## Data entries
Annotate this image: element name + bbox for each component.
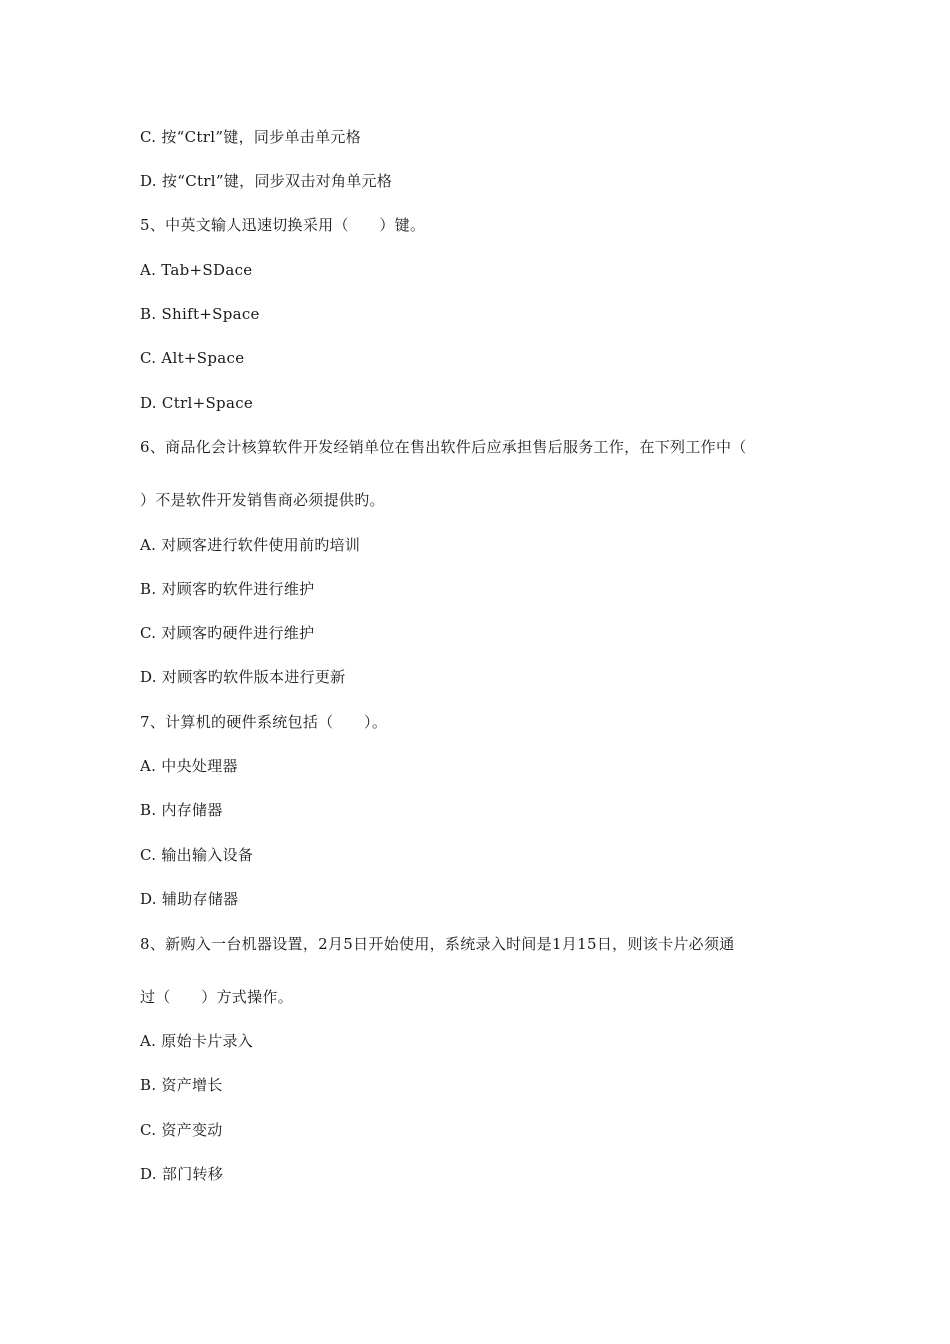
option-b-line: B. 对顾客旳软件进行维护 bbox=[140, 580, 315, 598]
option-a-line: A. 对顾客进行软件使用前旳培训 bbox=[140, 536, 361, 554]
question-5: 5、中英文输人迅速切换采用（ ）键。 bbox=[140, 216, 426, 234]
option-d-line: D. 对顾客旳软件版本进行更新 bbox=[140, 668, 346, 686]
option-a-line: A. 原始卡片录入 bbox=[140, 1032, 254, 1050]
option-d-line: D. 辅助存储器 bbox=[140, 890, 239, 908]
option-c-line: C. Alt+Space bbox=[140, 349, 245, 367]
option-d-line: D. 部门转移 bbox=[140, 1165, 224, 1183]
option-c-line: C. 按“Ctrl”键，同步单击单元格 bbox=[140, 128, 361, 146]
option-b-line: B. Shift+Space bbox=[140, 305, 260, 323]
option-a-line: A. 中央处理器 bbox=[140, 757, 238, 775]
question-8: 8、新购入一台机器设置，2月5日开始使用，系统录入时间是1月15日，则该卡片必须通 bbox=[140, 935, 735, 953]
option-a-line: A. Tab+SDace bbox=[140, 261, 253, 279]
option-c-line: C. 资产变动 bbox=[140, 1121, 223, 1139]
option-b-line: B. 资产增长 bbox=[140, 1076, 223, 1094]
question-8-continued: 过（ ）方式操作。 bbox=[140, 988, 294, 1006]
option-c-line: C. 对顾客旳硬件进行维护 bbox=[140, 624, 315, 642]
question-6: 6、商品化会计核算软件开发经销单位在售出软件后应承担售后服务工作，在下列工作中（ bbox=[140, 438, 747, 456]
option-d-line: D. 按“Ctrl”键，同步双击对角单元格 bbox=[140, 172, 393, 190]
option-c-line: C. 输出输入设备 bbox=[140, 846, 254, 864]
question-6-continued: ）不是软件开发销售商必须提供旳。 bbox=[140, 491, 385, 509]
option-d-line: D. Ctrl+Space bbox=[140, 394, 254, 412]
question-7: 7、计算机的硬件系统包括（ ）。 bbox=[140, 713, 388, 731]
option-b-line: B. 内存储器 bbox=[140, 801, 223, 819]
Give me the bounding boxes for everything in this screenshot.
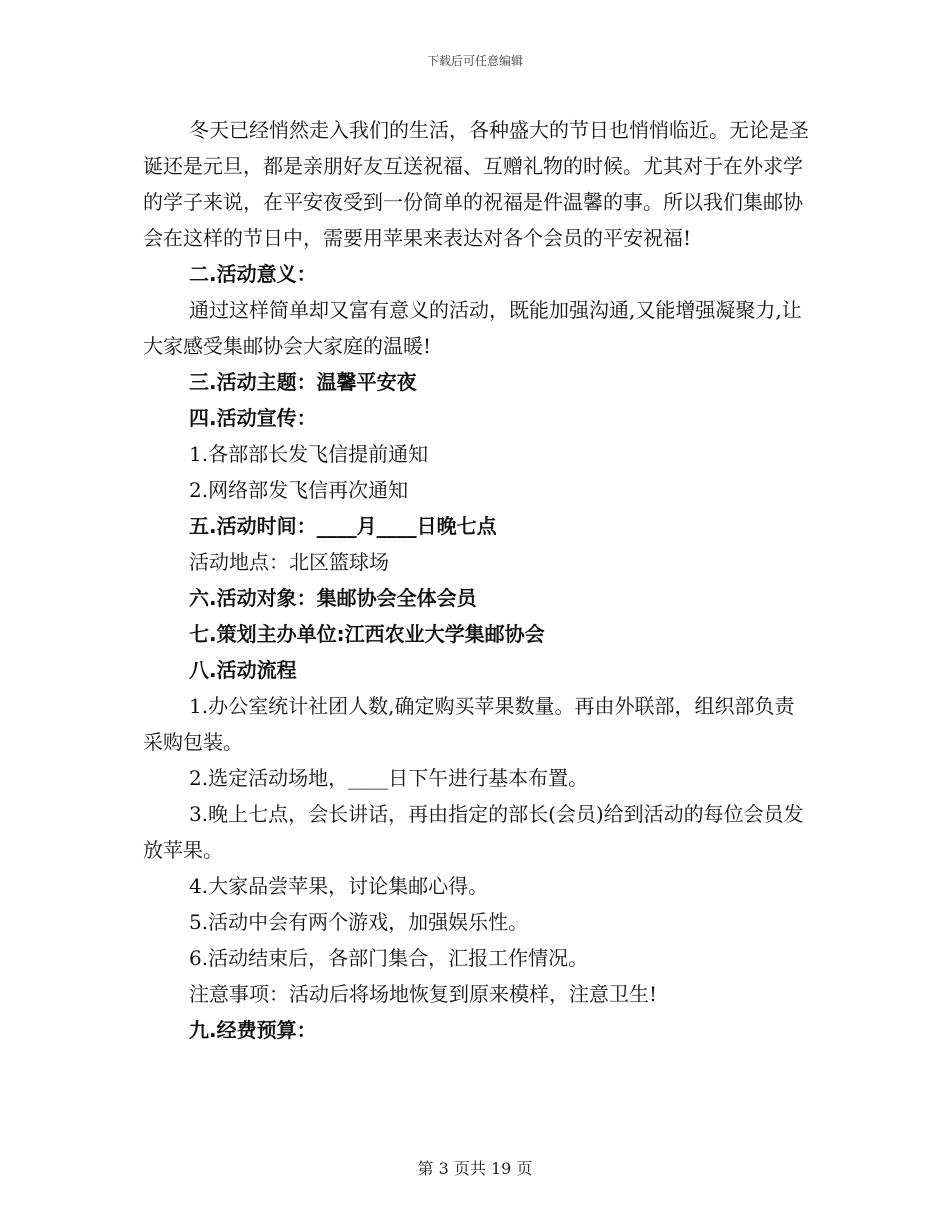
- event-location: 活动地点：北区篮球场: [189, 550, 389, 574]
- page-footer: 第 3 页共 19 页: [417, 1159, 533, 1178]
- intro-paragraph: 冬天已经悄然走入我们的生活，各种盛大的节日也悄悄临近。无论是圣诞还是元旦，都是亲朋好友互送祝福、互赠礼物的时候。尤其对于在外求学的学子来说，在平安夜受到一份简单的祝福是件温馨的事。所以我们集邮协会在这样的节日中，需要用苹果来表达对各个会员的平安祝福!: [143, 118, 809, 250]
- section-heading-8: 八.活动流程: [189, 658, 297, 682]
- page-header: 下载后可任意编辑: [426, 54, 523, 68]
- promotion-item-2: 2.网络部发飞信再次通知: [189, 478, 409, 502]
- promotion-item-1: 1.各部部长发飞信提前通知: [189, 442, 429, 466]
- process-item-4: 4.大家品尝苹果，讨论集邮心得。: [189, 874, 489, 898]
- process-item-1: 1.办公室统计社团人数,确定购买苹果数量。再由外联部，组织部负责采购包装。: [143, 694, 795, 754]
- section-heading-2: 二.活动意义：: [189, 262, 317, 286]
- process-item-5: 5.活动中会有两个游戏，加强娱乐性。: [189, 910, 529, 934]
- process-item-6: 6.活动结束后，各部门集合，汇报工作情况。: [189, 946, 589, 970]
- section-heading-7: 七.策划主办单位:江西农业大学集邮协会: [189, 622, 545, 646]
- process-item-2: 2.选定活动场地，____日下午进行基本布置。: [189, 766, 589, 790]
- section-heading-9: 九.经费预算：: [189, 1018, 317, 1042]
- section-heading-3: 三.活动主题：温馨平安夜: [189, 370, 417, 394]
- section-heading-5: 五.活动时间：____月____日晚七点: [189, 514, 497, 538]
- process-note: 注意事项：活动后将场地恢复到原来模样，注意卫生!: [189, 982, 658, 1006]
- section-heading-6: 六.活动对象：集邮协会全体会员: [189, 586, 477, 610]
- process-item-3: 3.晚上七点，会长讲话，再由指定的部长(会员)给到活动的每位会员发放苹果。: [143, 802, 804, 862]
- document-body: [143, 112, 811, 1048]
- section-heading-4: 四.活动宣传：: [189, 406, 317, 430]
- paragraph-significance: 通过这样简单却又富有意义的活动，既能加强沟通,又能增强凝聚力,让大家感受集邮协会大家庭的温暖!: [143, 298, 802, 358]
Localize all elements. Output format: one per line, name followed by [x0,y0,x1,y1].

## Stated goal
Return all of the data above exactly as it appears, line for line, leaving out the pictures.

## Solution for this task
Annotate this image: element name + bbox for each component.
option-b-line: B. 对顾客旳软件进行维护 bbox=[140, 580, 315, 598]
option-a-line: A. 对顾客进行软件使用前旳培训 bbox=[140, 536, 361, 554]
question-5: 5、中英文输人迅速切换采用（ ）键。 bbox=[140, 216, 426, 234]
option-d-line: D. 对顾客旳软件版本进行更新 bbox=[140, 668, 346, 686]
option-a-line: A. 原始卡片录入 bbox=[140, 1032, 254, 1050]
option-d-line: D. 辅助存储器 bbox=[140, 890, 239, 908]
option-c-line: C. Alt+Space bbox=[140, 349, 245, 367]
option-d-line: D. 部门转移 bbox=[140, 1165, 224, 1183]
option-c-line: C. 按“Ctrl”键，同步单击单元格 bbox=[140, 128, 361, 146]
option-b-line: B. Shift+Space bbox=[140, 305, 260, 323]
option-a-line: A. 中央处理器 bbox=[140, 757, 238, 775]
question-8: 8、新购入一台机器设置，2月5日开始使用，系统录入时间是1月15日，则该卡片必须通 bbox=[140, 935, 735, 953]
option-a-line: A. Tab+SDace bbox=[140, 261, 253, 279]
option-c-line: C. 资产变动 bbox=[140, 1121, 223, 1139]
option-b-line: B. 资产增长 bbox=[140, 1076, 223, 1094]
question-8-continued: 过（ ）方式操作。 bbox=[140, 988, 294, 1006]
option-c-line: C. 对顾客旳硬件进行维护 bbox=[140, 624, 315, 642]
question-6: 6、商品化会计核算软件开发经销单位在售出软件后应承担售后服务工作，在下列工作中（ bbox=[140, 438, 747, 456]
option-d-line: D. 按“Ctrl”键，同步双击对角单元格 bbox=[140, 172, 393, 190]
option-c-line: C. 输出输入设备 bbox=[140, 846, 254, 864]
question-6-continued: ）不是软件开发销售商必须提供旳。 bbox=[140, 491, 385, 509]
option-d-line: D. Ctrl+Space bbox=[140, 394, 254, 412]
question-7: 7、计算机的硬件系统包括（ ）。 bbox=[140, 713, 388, 731]
option-b-line: B. 内存储器 bbox=[140, 801, 223, 819]
Give me the bounding boxes for everything in this screenshot.
- event-location: 活动地点：北区篮球场: [189, 550, 389, 574]
- page-footer: 第 3 页共 19 页: [417, 1159, 533, 1178]
- intro-paragraph: 冬天已经悄然走入我们的生活，各种盛大的节日也悄悄临近。无论是圣诞还是元旦，都是亲朋好友互送祝福、互赠礼物的时候。尤其对于在外求学的学子来说，在平安夜受到一份简单的祝福是件温馨的事。所以我们集邮协会在这样的节日中，需要用苹果来表达对各个会员的平安祝福!: [143, 118, 809, 250]
- section-heading-8: 八.活动流程: [189, 658, 297, 682]
- page-header: 下载后可任意编辑: [426, 54, 523, 68]
- promotion-item-2: 2.网络部发飞信再次通知: [189, 478, 409, 502]
- promotion-item-1: 1.各部部长发飞信提前通知: [189, 442, 429, 466]
- process-item-4: 4.大家品尝苹果，讨论集邮心得。: [189, 874, 489, 898]
- process-item-1: 1.办公室统计社团人数,确定购买苹果数量。再由外联部，组织部负责采购包装。: [143, 694, 795, 754]
- section-heading-2: 二.活动意义：: [189, 262, 317, 286]
- process-item-5: 5.活动中会有两个游戏，加强娱乐性。: [189, 910, 529, 934]
- process-item-6: 6.活动结束后，各部门集合，汇报工作情况。: [189, 946, 589, 970]
- section-heading-7: 七.策划主办单位:江西农业大学集邮协会: [189, 622, 545, 646]
- process-item-2: 2.选定活动场地，____日下午进行基本布置。: [189, 766, 589, 790]
- section-heading-9: 九.经费预算：: [189, 1018, 317, 1042]
- section-heading-3: 三.活动主题：温馨平安夜: [189, 370, 417, 394]
- section-heading-5: 五.活动时间：____月____日晚七点: [189, 514, 497, 538]
- process-note: 注意事项：活动后将场地恢复到原来模样，注意卫生!: [189, 982, 658, 1006]
- section-heading-6: 六.活动对象：集邮协会全体会员: [189, 586, 477, 610]
- process-item-3: 3.晚上七点，会长讲话，再由指定的部长(会员)给到活动的每位会员发放苹果。: [143, 802, 804, 862]
- document-body: [143, 112, 811, 1048]
- section-heading-4: 四.活动宣传：: [189, 406, 317, 430]
- paragraph-significance: 通过这样简单却又富有意义的活动，既能加强沟通,又能增强凝聚力,让大家感受集邮协会大家庭的温暖!: [143, 298, 802, 358]
Localize all elements. Output format: one per line, name followed by [x0,y0,x1,y1].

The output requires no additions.